▶ [Required work]:
Only lines holding the string "power" are wanted; copy each one from the material.

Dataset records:
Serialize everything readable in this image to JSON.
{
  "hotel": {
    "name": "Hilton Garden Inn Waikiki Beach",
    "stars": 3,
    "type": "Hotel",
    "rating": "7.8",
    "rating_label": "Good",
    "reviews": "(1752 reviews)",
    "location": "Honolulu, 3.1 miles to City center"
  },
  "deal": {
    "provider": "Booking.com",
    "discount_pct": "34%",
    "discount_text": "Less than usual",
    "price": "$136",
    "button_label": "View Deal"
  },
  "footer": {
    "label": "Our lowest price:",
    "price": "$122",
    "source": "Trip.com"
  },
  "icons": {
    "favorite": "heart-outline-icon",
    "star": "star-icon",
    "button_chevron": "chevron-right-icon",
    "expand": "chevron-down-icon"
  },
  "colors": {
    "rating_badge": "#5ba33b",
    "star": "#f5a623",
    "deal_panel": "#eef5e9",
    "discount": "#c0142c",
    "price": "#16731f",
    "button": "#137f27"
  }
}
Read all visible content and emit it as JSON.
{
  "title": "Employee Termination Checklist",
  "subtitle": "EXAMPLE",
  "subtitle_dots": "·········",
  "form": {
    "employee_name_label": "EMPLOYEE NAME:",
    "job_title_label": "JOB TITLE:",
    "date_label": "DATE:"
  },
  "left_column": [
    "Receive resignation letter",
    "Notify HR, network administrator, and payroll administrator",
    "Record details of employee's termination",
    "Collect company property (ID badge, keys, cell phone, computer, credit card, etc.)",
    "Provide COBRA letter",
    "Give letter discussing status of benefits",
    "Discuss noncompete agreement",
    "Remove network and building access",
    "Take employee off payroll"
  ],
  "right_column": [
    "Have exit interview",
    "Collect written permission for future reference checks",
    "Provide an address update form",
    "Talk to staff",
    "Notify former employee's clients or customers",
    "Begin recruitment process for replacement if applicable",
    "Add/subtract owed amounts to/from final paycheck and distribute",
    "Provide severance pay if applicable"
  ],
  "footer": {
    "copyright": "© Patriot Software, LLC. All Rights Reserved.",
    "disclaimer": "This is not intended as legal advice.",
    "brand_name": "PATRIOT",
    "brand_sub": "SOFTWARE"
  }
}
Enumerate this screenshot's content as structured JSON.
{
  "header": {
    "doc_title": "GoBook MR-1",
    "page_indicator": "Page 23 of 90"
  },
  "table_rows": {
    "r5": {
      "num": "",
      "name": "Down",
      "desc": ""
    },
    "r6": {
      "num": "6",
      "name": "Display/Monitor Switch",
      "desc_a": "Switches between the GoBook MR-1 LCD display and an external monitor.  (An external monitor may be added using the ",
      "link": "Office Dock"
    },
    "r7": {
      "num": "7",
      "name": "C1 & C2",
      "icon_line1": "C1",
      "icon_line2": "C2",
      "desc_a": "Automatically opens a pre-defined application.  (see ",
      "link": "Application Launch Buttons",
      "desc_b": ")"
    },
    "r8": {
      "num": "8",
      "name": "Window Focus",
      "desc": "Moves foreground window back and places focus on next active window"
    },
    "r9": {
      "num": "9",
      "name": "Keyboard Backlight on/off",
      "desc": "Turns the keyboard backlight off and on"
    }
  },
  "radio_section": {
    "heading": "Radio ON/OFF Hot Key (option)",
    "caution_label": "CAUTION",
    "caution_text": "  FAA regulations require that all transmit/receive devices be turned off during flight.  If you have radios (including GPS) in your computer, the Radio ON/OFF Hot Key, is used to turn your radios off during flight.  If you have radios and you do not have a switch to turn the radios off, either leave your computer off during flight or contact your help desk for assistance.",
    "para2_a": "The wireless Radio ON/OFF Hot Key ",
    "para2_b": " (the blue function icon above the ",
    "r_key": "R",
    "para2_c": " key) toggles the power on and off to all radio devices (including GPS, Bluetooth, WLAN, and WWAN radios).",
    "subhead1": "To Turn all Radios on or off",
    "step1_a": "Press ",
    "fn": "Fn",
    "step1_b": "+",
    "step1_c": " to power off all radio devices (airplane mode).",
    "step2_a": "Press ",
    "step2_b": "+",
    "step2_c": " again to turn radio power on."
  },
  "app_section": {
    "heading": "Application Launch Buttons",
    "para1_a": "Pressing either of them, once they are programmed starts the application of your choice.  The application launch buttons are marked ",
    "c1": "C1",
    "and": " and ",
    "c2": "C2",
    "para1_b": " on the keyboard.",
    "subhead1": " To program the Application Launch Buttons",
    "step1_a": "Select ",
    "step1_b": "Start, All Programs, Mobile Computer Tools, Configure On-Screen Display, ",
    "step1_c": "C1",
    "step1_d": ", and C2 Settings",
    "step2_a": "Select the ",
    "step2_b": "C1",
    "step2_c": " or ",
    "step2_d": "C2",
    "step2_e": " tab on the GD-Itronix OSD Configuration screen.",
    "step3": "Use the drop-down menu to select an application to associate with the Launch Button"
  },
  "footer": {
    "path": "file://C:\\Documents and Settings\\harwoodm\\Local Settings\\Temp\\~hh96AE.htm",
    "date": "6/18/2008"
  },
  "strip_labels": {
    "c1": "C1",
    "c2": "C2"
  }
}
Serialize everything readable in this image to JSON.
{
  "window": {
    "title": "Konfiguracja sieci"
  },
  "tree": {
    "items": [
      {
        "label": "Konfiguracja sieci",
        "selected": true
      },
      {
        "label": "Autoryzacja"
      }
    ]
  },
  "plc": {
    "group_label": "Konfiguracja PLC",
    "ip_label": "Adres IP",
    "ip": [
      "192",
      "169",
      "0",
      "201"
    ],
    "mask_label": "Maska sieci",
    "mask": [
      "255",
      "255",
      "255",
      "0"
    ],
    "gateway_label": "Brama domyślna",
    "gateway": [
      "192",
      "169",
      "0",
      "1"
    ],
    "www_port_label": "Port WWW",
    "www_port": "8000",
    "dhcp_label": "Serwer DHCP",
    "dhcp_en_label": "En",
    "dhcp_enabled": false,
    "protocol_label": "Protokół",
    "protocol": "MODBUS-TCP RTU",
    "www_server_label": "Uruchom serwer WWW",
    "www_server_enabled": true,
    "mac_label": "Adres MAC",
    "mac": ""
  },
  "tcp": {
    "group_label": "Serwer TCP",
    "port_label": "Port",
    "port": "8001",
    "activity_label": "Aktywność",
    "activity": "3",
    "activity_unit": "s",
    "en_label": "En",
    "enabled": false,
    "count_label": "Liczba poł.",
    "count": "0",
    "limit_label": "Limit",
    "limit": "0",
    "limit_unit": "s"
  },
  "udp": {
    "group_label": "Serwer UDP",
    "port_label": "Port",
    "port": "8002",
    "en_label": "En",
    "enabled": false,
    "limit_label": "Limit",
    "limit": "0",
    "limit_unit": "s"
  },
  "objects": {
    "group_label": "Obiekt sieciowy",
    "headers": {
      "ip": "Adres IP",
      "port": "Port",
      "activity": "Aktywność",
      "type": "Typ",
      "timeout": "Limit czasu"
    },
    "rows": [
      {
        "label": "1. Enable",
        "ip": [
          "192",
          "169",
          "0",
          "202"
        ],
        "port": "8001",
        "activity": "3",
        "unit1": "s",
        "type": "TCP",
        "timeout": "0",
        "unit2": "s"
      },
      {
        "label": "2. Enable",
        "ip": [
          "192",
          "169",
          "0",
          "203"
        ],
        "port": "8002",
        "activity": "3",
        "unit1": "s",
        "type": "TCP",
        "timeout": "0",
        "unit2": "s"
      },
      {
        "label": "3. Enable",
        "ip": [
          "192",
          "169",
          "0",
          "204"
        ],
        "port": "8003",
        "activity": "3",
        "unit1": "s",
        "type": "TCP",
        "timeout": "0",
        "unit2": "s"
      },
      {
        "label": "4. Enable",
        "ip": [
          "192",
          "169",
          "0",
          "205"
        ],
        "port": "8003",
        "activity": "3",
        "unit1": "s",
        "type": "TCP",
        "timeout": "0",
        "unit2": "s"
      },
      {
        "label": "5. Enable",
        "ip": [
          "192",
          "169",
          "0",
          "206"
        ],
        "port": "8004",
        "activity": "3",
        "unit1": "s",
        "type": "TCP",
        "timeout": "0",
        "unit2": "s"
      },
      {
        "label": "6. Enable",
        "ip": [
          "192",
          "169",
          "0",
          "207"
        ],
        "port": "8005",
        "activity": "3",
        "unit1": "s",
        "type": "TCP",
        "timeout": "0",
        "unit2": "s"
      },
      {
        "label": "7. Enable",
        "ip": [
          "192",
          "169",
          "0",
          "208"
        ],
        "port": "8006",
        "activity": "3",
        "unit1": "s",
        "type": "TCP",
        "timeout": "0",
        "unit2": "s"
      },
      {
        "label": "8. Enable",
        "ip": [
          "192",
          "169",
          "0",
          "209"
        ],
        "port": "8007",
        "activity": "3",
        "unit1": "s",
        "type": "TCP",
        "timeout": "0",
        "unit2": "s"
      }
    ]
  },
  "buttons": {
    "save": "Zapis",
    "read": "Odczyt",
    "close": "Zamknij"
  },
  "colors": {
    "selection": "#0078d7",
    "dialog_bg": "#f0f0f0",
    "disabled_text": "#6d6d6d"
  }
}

▶ [Task result]:
    "para2_c": " key) toggles the power on and off to all radio devices (including GPS, Bluetooth, WLAN, and WWAN radios).",
    "step1_c": " to power off all radio devices (airplane mode).",
    "step2_c": " again to turn radio power on."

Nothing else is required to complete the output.